• Stored records:
········
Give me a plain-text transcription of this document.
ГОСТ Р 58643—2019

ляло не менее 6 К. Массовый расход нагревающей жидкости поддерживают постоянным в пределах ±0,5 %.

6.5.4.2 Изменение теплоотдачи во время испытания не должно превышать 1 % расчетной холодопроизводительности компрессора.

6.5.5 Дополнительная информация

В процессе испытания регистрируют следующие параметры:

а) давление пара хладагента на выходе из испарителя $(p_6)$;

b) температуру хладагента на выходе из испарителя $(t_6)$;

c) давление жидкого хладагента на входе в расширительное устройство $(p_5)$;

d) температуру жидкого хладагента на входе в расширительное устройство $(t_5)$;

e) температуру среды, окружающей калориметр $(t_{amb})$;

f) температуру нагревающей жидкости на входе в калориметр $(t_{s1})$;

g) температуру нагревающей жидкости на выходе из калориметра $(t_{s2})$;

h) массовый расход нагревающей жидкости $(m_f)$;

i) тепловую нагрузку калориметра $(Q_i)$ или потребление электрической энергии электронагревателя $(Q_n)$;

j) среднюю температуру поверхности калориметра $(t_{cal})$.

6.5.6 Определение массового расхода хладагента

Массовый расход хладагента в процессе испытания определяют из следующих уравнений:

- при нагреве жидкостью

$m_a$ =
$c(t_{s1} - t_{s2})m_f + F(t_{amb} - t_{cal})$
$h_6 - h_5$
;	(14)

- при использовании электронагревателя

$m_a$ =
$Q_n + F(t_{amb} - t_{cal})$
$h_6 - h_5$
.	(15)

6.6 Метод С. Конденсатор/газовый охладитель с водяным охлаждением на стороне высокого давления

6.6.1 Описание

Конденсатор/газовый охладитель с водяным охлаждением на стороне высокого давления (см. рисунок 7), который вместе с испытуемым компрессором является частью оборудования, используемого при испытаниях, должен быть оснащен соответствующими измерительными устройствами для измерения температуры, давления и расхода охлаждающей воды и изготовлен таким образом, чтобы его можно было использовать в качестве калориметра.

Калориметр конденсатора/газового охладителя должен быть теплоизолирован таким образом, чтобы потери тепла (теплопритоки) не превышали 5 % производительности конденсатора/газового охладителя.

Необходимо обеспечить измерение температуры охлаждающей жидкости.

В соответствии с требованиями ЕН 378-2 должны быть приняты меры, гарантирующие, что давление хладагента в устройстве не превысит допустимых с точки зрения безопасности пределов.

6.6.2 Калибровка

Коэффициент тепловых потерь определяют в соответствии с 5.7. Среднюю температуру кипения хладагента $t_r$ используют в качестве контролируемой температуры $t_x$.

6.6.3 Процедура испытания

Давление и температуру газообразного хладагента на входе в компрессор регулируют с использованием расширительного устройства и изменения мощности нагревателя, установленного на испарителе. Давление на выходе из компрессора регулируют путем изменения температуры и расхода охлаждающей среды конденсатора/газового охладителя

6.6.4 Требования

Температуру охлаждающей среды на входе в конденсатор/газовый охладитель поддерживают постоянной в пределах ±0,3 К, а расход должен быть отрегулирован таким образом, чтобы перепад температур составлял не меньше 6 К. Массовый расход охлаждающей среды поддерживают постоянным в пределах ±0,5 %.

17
········
• WHAT IS BEING ASKED:
All of the lines above must be returned exactly.

• OUTPUT OF THE EXERCISE:
Give me a plain-text transcription of this document.
ГОСТ Р 58643—2019

ляло не менее 6 К. Массовый расход нагревающей жидкости поддерживают постоянным в пределах ±0,5 %.

6.5.4.2 Изменение теплоотдачи во время испытания не должно превышать 1 % расчетной холодопроизводительности компрессора.

6.5.5 Дополнительная информация

В процессе испытания регистрируют следующие параметры:

а) давление пара хладагента на выходе из испарителя $(p_6)$;

b) температуру хладагента на выходе из испарителя $(t_6)$;

c) давление жидкого хладагента на входе в расширительное устройство $(p_5)$;

d) температуру жидкого хладагента на входе в расширительное устройство $(t_5)$;

e) температуру среды, окружающей калориметр $(t_{amb})$;

f) температуру нагревающей жидкости на входе в калориметр $(t_{s1})$;

g) температуру нагревающей жидкости на выходе из калориметра $(t_{s2})$;

h) массовый расход нагревающей жидкости $(m_f)$;

i) тепловую нагрузку калориметра $(Q_i)$ или потребление электрической энергии электронагревателя $(Q_n)$;

j) среднюю температуру поверхности калориметра $(t_{cal})$.

6.5.6 Определение массового расхода хладагента

Массовый расход хладагента в процессе испытания определяют из следующих уравнений:

- при нагреве жидкостью

$m_a$ =
$c(t_{s1} - t_{s2})m_f + F(t_{amb} - t_{cal})$
$h_6 - h_5$
;	(14)

- при использовании электронагревателя

$m_a$ =
$Q_n + F(t_{amb} - t_{cal})$
$h_6 - h_5$
.	(15)

6.6 Метод С. Конденсатор/газовый охладитель с водяным охлаждением на стороне высокого давления

6.6.1 Описание

Конденсатор/газовый охладитель с водяным охлаждением на стороне высокого давления (см. рисунок 7), который вместе с испытуемым компрессором является частью оборудования, используемого при испытаниях, должен быть оснащен соответствующими измерительными устройствами для измерения температуры, давления и расхода охлаждающей воды и изготовлен таким образом, чтобы его можно было использовать в качестве калориметра.

Калориметр конденсатора/газового охладителя должен быть теплоизолирован таким образом, чтобы потери тепла (теплопритоки) не превышали 5 % производительности конденсатора/газового охладителя.

Необходимо обеспечить измерение температуры охлаждающей жидкости.

В соответствии с требованиями ЕН 378-2 должны быть приняты меры, гарантирующие, что давление хладагента в устройстве не превысит допустимых с точки зрения безопасности пределов.

6.6.2 Калибровка

Коэффициент тепловых потерь определяют в соответствии с 5.7. Среднюю температуру кипения хладагента $t_r$ используют в качестве контролируемой температуры $t_x$.

6.6.3 Процедура испытания

Давление и температуру газообразного хладагента на входе в компрессор регулируют с использованием расширительного устройства и изменения мощности нагревателя, установленного на испарителе. Давление на выходе из компрессора регулируют путем изменения температуры и расхода охлаждающей среды конденсатора/газового охладителя

6.6.4 Требования

Температуру охлаждающей среды на входе в конденсатор/газовый охладитель поддерживают постоянной в пределах ±0,3 К, а расход должен быть отрегулирован таким образом, чтобы перепад температур составлял не меньше 6 К. Массовый расход охлаждающей среды поддерживают постоянным в пределах ±0,5 %.

17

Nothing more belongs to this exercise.